_What is required_:
Write out the data below in full, unchanged, minus the images.

··· Entries shown

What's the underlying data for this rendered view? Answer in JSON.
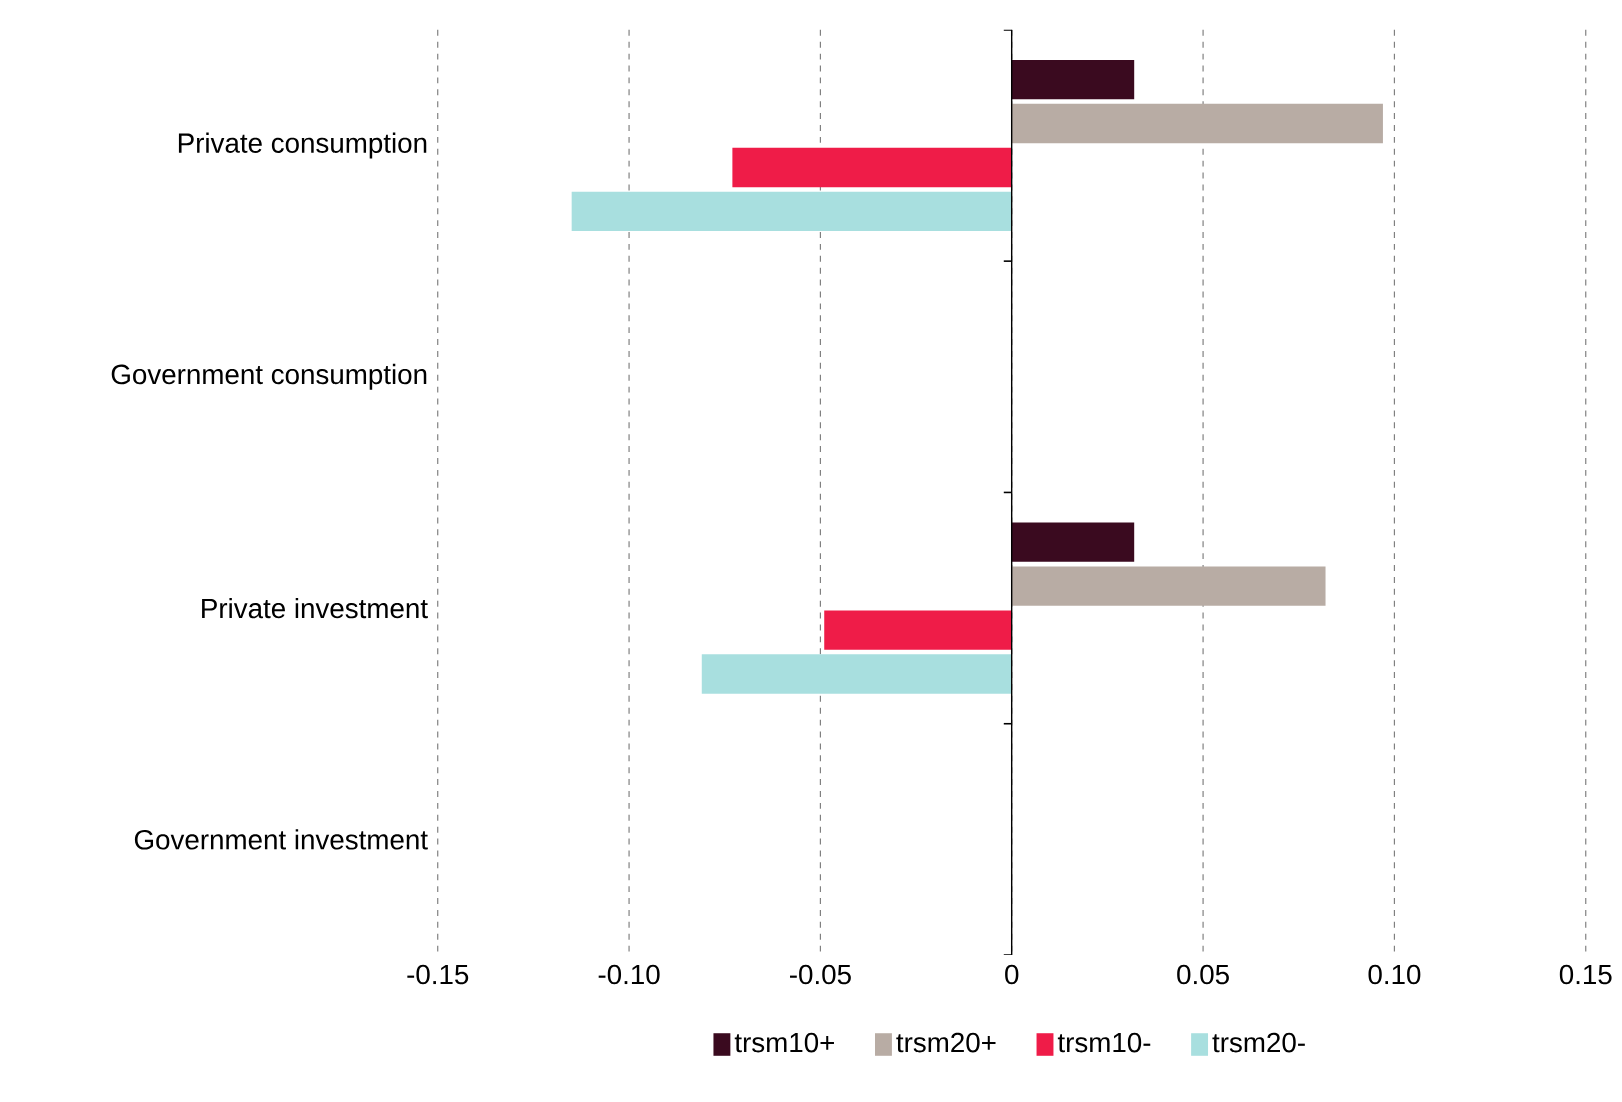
{
  "chart_data": {
    "type": "bar",
    "orientation": "horizontal",
    "categories": [
      "Private consumption",
      "Government consumption",
      "Private investment",
      "Government investment"
    ],
    "series": [
      {
        "name": "trsm10+",
        "color": "#3a0a1f",
        "values": [
          0.032,
          0,
          0.032,
          0
        ]
      },
      {
        "name": "trsm20+",
        "color": "#b8aca4",
        "values": [
          0.097,
          0,
          0.082,
          0
        ]
      },
      {
        "name": "trsm10-",
        "color": "#ef1c48",
        "values": [
          -0.073,
          0,
          -0.049,
          0
        ]
      },
      {
        "name": "trsm20-",
        "color": "#a8dfdf",
        "values": [
          -0.115,
          0,
          -0.081,
          0
        ]
      }
    ],
    "xlim": [
      -0.15,
      0.15
    ],
    "xticks": [
      -0.15,
      {
        "value": -0.1,
        "label": "-0.10"
      },
      -0.05,
      0,
      0.05,
      {
        "value": 0.1,
        "label": "0.10"
      },
      0.15
    ],
    "grid": "x",
    "legend": "bottom"
  }
}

······

_Solved problem_:
What's the underlying data for this rendered view? Answer in JSON.
{
  "chart_data": {
    "type": "bar",
    "orientation": "horizontal",
    "categories": [
      "Private consumption",
      "Government consumption",
      "Private investment",
      "Government investment"
    ],
    "series": [
      {
        "name": "trsm10+",
        "color": "#3a0a1f",
        "values": [
          0.032,
          0,
          0.032,
          0
        ]
      },
      {
        "name": "trsm20+",
        "color": "#b8aca4",
        "values": [
          0.097,
          0,
          0.082,
          0
        ]
      },
      {
        "name": "trsm10-",
        "color": "#ef1c48",
        "values": [
          -0.073,
          0,
          -0.049,
          0
        ]
      },
      {
        "name": "trsm20-",
        "color": "#a8dfdf",
        "values": [
          -0.115,
          0,
          -0.081,
          0
        ]
      }
    ],
    "xlim": [
      -0.15,
      0.15
    ],
    "xticks": [
      -0.15,
      {
        "value": -0.1,
        "label": "-0.10"
      },
      -0.05,
      0,
      0.05,
      {
        "value": 0.1,
        "label": "0.10"
      },
      0.15
    ],
    "grid": "x",
    "legend": "bottom"
  }
}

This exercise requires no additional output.